YOUR OBJECTIVE >>
Copy everything in the material from the line containing "Circle shape <box>191 2295 201 2306</box>" down to the line containing "Bar <box>179 976 188 997</box>", including both of those lines, without changing a character.

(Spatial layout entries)
START

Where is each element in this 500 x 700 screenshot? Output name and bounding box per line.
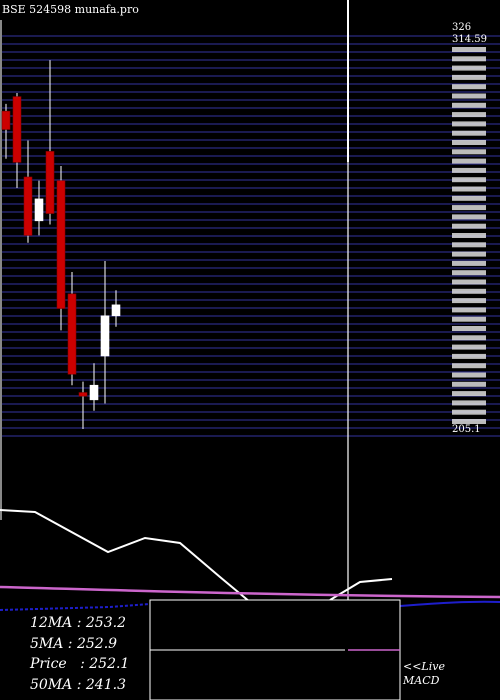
candle-body xyxy=(78,392,88,397)
stat-price: Price : 252.1 xyxy=(30,656,130,672)
pink-line xyxy=(0,585,500,599)
tick-label-glyph xyxy=(452,214,486,220)
live-label: <<Live xyxy=(403,660,445,673)
tick-label-glyph xyxy=(452,195,486,201)
tick-label-glyph xyxy=(452,112,486,118)
tick-label-glyph xyxy=(452,326,486,331)
candle-body xyxy=(12,96,22,163)
tick-label-glyph xyxy=(452,335,486,341)
tick-label-glyph xyxy=(452,74,486,80)
tick-label-glyph xyxy=(452,121,486,127)
tick-label-glyph xyxy=(452,56,486,62)
tick-label-top: 326 xyxy=(452,22,471,33)
stat-12ma: 12MA : 253.2 xyxy=(30,615,126,631)
tick-label-glyph xyxy=(452,363,486,369)
tick-label-glyph xyxy=(452,242,486,248)
stat-5ma: 5MA : 252.9 xyxy=(30,635,118,652)
price-grid xyxy=(0,20,500,520)
moving-average-stats: 12MA : 253.2 5MA : 252.9 Price : 252.1 5… xyxy=(30,613,129,695)
tick-label-glyph xyxy=(452,140,486,145)
candle-body xyxy=(67,293,77,375)
indicator-line xyxy=(0,509,251,603)
tick-label-glyph xyxy=(452,65,486,71)
candle-body xyxy=(111,304,121,317)
tick-label-glyph xyxy=(452,288,486,294)
tick-label-glyph xyxy=(452,270,486,276)
tick-label-glyph xyxy=(452,391,486,397)
tick-label-glyph xyxy=(452,149,486,155)
tick-label-min: 205.1 xyxy=(452,424,481,435)
blue-line-dotted xyxy=(0,603,151,611)
candle-body xyxy=(34,198,44,222)
candle-body xyxy=(89,384,99,401)
left-axis-bar xyxy=(0,20,2,520)
tick-label-glyph xyxy=(452,344,486,350)
tick-label-glyph xyxy=(452,419,486,424)
tick-label-glyph xyxy=(452,177,486,183)
tick-label-glyph xyxy=(452,400,486,406)
tick-label-max: 314.59 xyxy=(452,34,487,45)
candles xyxy=(1,60,121,430)
candle-body xyxy=(1,110,11,130)
tick-label-glyph xyxy=(452,223,486,229)
tick-label-glyph xyxy=(452,260,486,266)
candle-body xyxy=(45,151,55,214)
macd-label: MACD xyxy=(403,674,440,687)
tick-label-glyph xyxy=(452,186,486,192)
tick-label-glyph xyxy=(452,298,486,304)
tick-label-glyph xyxy=(452,381,486,387)
candle-body xyxy=(56,180,66,309)
tick-label-glyph xyxy=(452,167,486,173)
tick-label-glyph xyxy=(452,158,486,164)
chart-title: BSE 524598 munafa.pro xyxy=(2,3,139,16)
tick-label-glyph xyxy=(452,205,486,211)
blue-line xyxy=(399,600,500,607)
tick-label-glyph xyxy=(452,316,486,322)
candle-body xyxy=(23,176,33,236)
tick-label-glyph xyxy=(452,233,486,238)
tick-label-glyph xyxy=(452,130,486,136)
stat-50ma: 50MA : 241.3 xyxy=(30,676,126,693)
tick-label-glyph xyxy=(452,307,486,313)
tick-label-glyph xyxy=(452,251,486,257)
tick-label-glyph xyxy=(452,353,486,359)
tick-label-glyph xyxy=(452,409,486,415)
tick-label-glyph xyxy=(452,279,486,285)
tick-label-glyph xyxy=(452,93,486,99)
candle-body xyxy=(100,315,110,357)
tick-label-glyph xyxy=(452,102,486,108)
tick-label-glyph xyxy=(452,372,486,378)
tick-label-glyph xyxy=(452,84,486,90)
live-macd-link[interactable]: <<Live MACD xyxy=(403,660,445,688)
tick-label-glyph xyxy=(452,47,486,52)
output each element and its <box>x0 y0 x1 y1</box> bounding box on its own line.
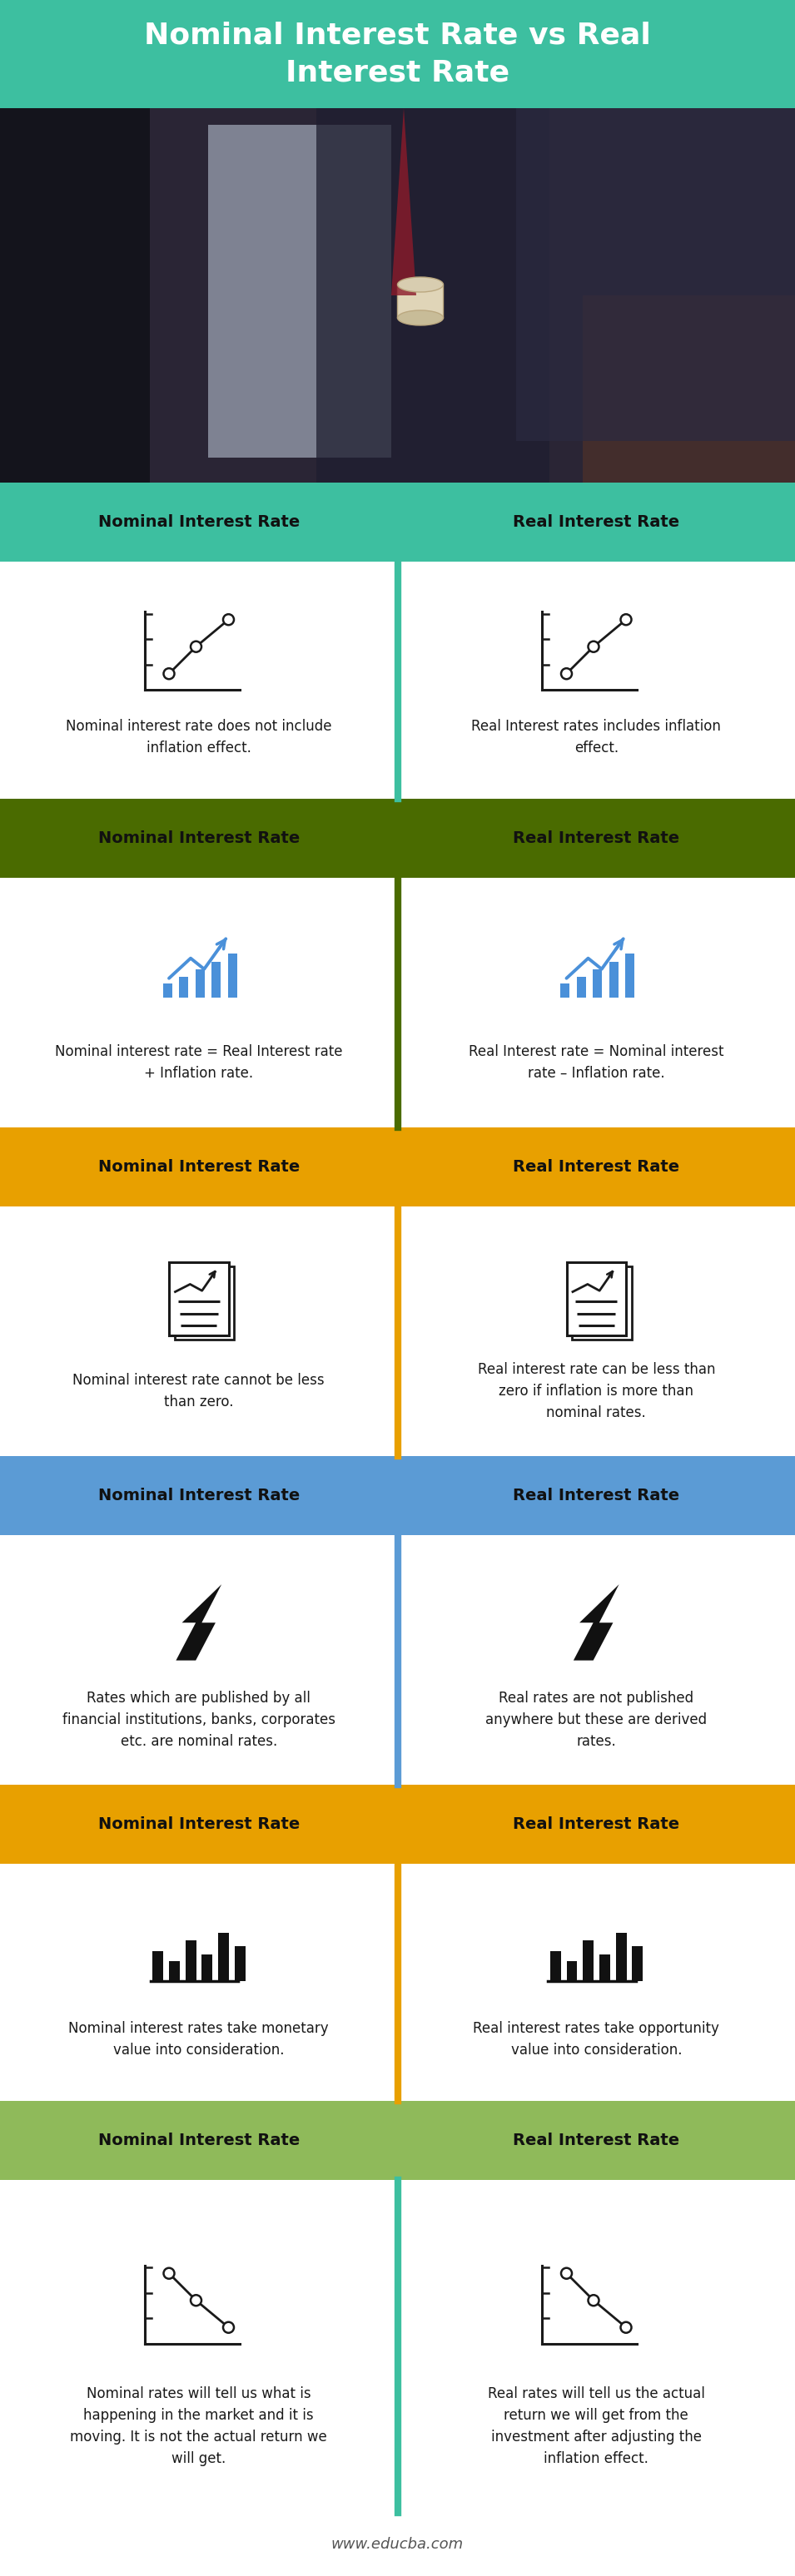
Circle shape <box>191 2295 201 2306</box>
Bar <box>235 1947 246 1981</box>
Bar <box>0 1455 795 1535</box>
Circle shape <box>164 2267 174 2280</box>
Bar <box>0 1206 795 1455</box>
Bar <box>567 1960 577 1981</box>
Bar <box>179 976 188 997</box>
Text: Real interest rates take opportunity
value into consideration.: Real interest rates take opportunity val… <box>473 2022 719 2058</box>
Bar <box>599 1955 610 1981</box>
Bar <box>583 296 795 482</box>
Text: Rates which are published by all
financial institutions, banks, corporates
etc. : Rates which are published by all financi… <box>62 1690 335 1749</box>
Bar <box>0 108 795 482</box>
Bar <box>0 1535 795 1785</box>
Text: Real Interest Rate: Real Interest Rate <box>513 2133 680 2148</box>
Bar <box>196 969 204 997</box>
Bar <box>609 961 619 997</box>
Text: Real Interest Rate: Real Interest Rate <box>513 1159 680 1175</box>
Circle shape <box>223 2321 234 2334</box>
Bar <box>0 482 795 562</box>
Circle shape <box>621 613 631 626</box>
Bar <box>0 2512 795 2576</box>
Text: Nominal Interest Rate: Nominal Interest Rate <box>98 1816 300 1832</box>
Bar <box>0 108 149 482</box>
Bar <box>567 1262 626 1334</box>
Bar <box>169 1262 228 1334</box>
Circle shape <box>621 2321 631 2334</box>
Text: Real Interest rate = Nominal interest
rate – Inflation rate.: Real Interest rate = Nominal interest ra… <box>469 1043 723 1082</box>
Bar <box>593 969 602 997</box>
Text: Nominal Interest Rate: Nominal Interest Rate <box>98 1489 300 1504</box>
Bar <box>516 108 795 440</box>
Bar <box>0 2102 795 2179</box>
Bar <box>560 984 569 997</box>
Bar <box>208 124 391 459</box>
Bar <box>0 2179 795 2512</box>
Text: Real Interest Rate: Real Interest Rate <box>513 829 680 845</box>
Circle shape <box>191 641 201 652</box>
Bar <box>0 562 795 799</box>
Text: Nominal Interest Rate: Nominal Interest Rate <box>98 2133 300 2148</box>
Text: Real Interest Rate: Real Interest Rate <box>513 515 680 531</box>
Bar <box>0 1865 795 2102</box>
Bar <box>169 1960 180 1981</box>
Bar <box>0 0 795 108</box>
Text: Real Interest Rate: Real Interest Rate <box>513 1816 680 1832</box>
Text: Real rates will tell us the actual
return we will get from the
investment after : Real rates will tell us the actual retur… <box>487 2388 705 2465</box>
Circle shape <box>561 667 572 680</box>
Bar <box>163 984 172 997</box>
Circle shape <box>588 2295 599 2306</box>
Bar <box>572 1267 631 1340</box>
Ellipse shape <box>398 309 444 325</box>
Bar <box>398 283 444 317</box>
Bar <box>632 1947 643 1981</box>
Circle shape <box>223 613 234 626</box>
Text: Nominal Interest Rate: Nominal Interest Rate <box>98 829 300 845</box>
Polygon shape <box>573 1584 619 1662</box>
Text: Real rates are not published
anywhere but these are derived
rates.: Real rates are not published anywhere bu… <box>486 1690 707 1749</box>
Bar <box>211 961 221 997</box>
Circle shape <box>561 2267 572 2280</box>
Text: Nominal Interest Rate: Nominal Interest Rate <box>98 1159 300 1175</box>
Bar <box>625 953 634 997</box>
Text: Nominal Interest Rate vs Real
Interest Rate: Nominal Interest Rate vs Real Interest R… <box>144 21 651 88</box>
Text: Real interest rate can be less than
zero if inflation is more than
nominal rates: Real interest rate can be less than zero… <box>478 1363 715 1419</box>
Text: Nominal Interest Rate: Nominal Interest Rate <box>98 515 300 531</box>
Bar <box>0 1128 795 1206</box>
Bar <box>219 1932 229 1981</box>
Text: Nominal interest rates take monetary
value into consideration.: Nominal interest rates take monetary val… <box>68 2022 329 2058</box>
Text: Nominal rates will tell us what is
happening in the market and it is
moving. It : Nominal rates will tell us what is happe… <box>70 2388 328 2465</box>
Text: Nominal interest rate = Real Interest rate
+ Inflation rate.: Nominal interest rate = Real Interest ra… <box>55 1043 343 1082</box>
Bar <box>227 953 237 997</box>
Text: Nominal interest rate does not include
inflation effect.: Nominal interest rate does not include i… <box>66 719 332 755</box>
Bar <box>0 799 795 878</box>
Bar <box>185 1940 196 1981</box>
Polygon shape <box>391 108 417 296</box>
Bar <box>0 1785 795 1865</box>
Bar <box>0 878 795 1128</box>
Bar <box>576 976 586 997</box>
Text: Real Interest Rate: Real Interest Rate <box>513 1489 680 1504</box>
Bar <box>616 1932 626 1981</box>
Bar <box>202 1955 212 1981</box>
Text: Real Interest rates includes inflation
effect.: Real Interest rates includes inflation e… <box>471 719 721 755</box>
Ellipse shape <box>398 278 444 291</box>
Circle shape <box>588 641 599 652</box>
Bar <box>583 1940 594 1981</box>
Circle shape <box>164 667 174 680</box>
Bar <box>550 1950 560 1981</box>
Text: www.educba.com: www.educba.com <box>332 2537 463 2553</box>
Bar <box>174 1267 234 1340</box>
Text: Nominal interest rate cannot be less
than zero.: Nominal interest rate cannot be less tha… <box>73 1373 324 1409</box>
Polygon shape <box>176 1584 222 1662</box>
Bar <box>153 1950 163 1981</box>
Bar <box>316 108 549 482</box>
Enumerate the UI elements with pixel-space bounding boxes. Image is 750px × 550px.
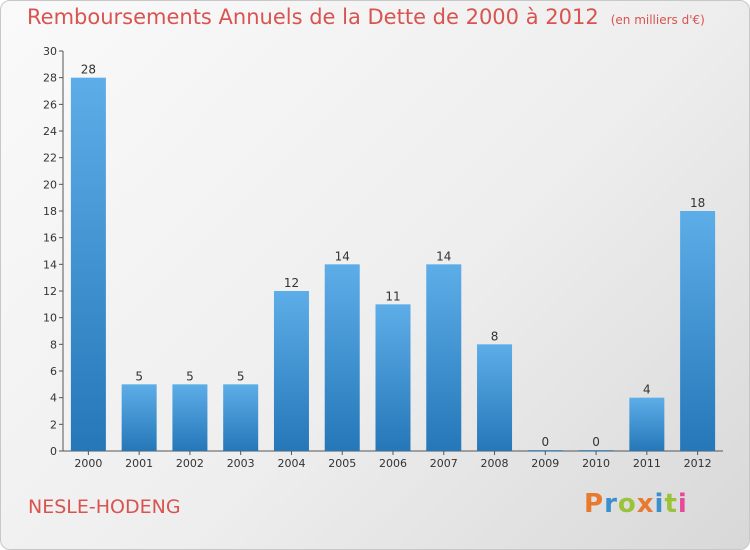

END

OUTPUT BELOW >>
Circle shape <box>191 2295 201 2306</box>
Bar <box>235 1947 246 1981</box>
Bar <box>0 1455 795 1535</box>
Circle shape <box>164 2267 174 2280</box>
Bar <box>0 1206 795 1455</box>
Bar <box>567 1960 577 1981</box>
Bar <box>179 976 188 997</box>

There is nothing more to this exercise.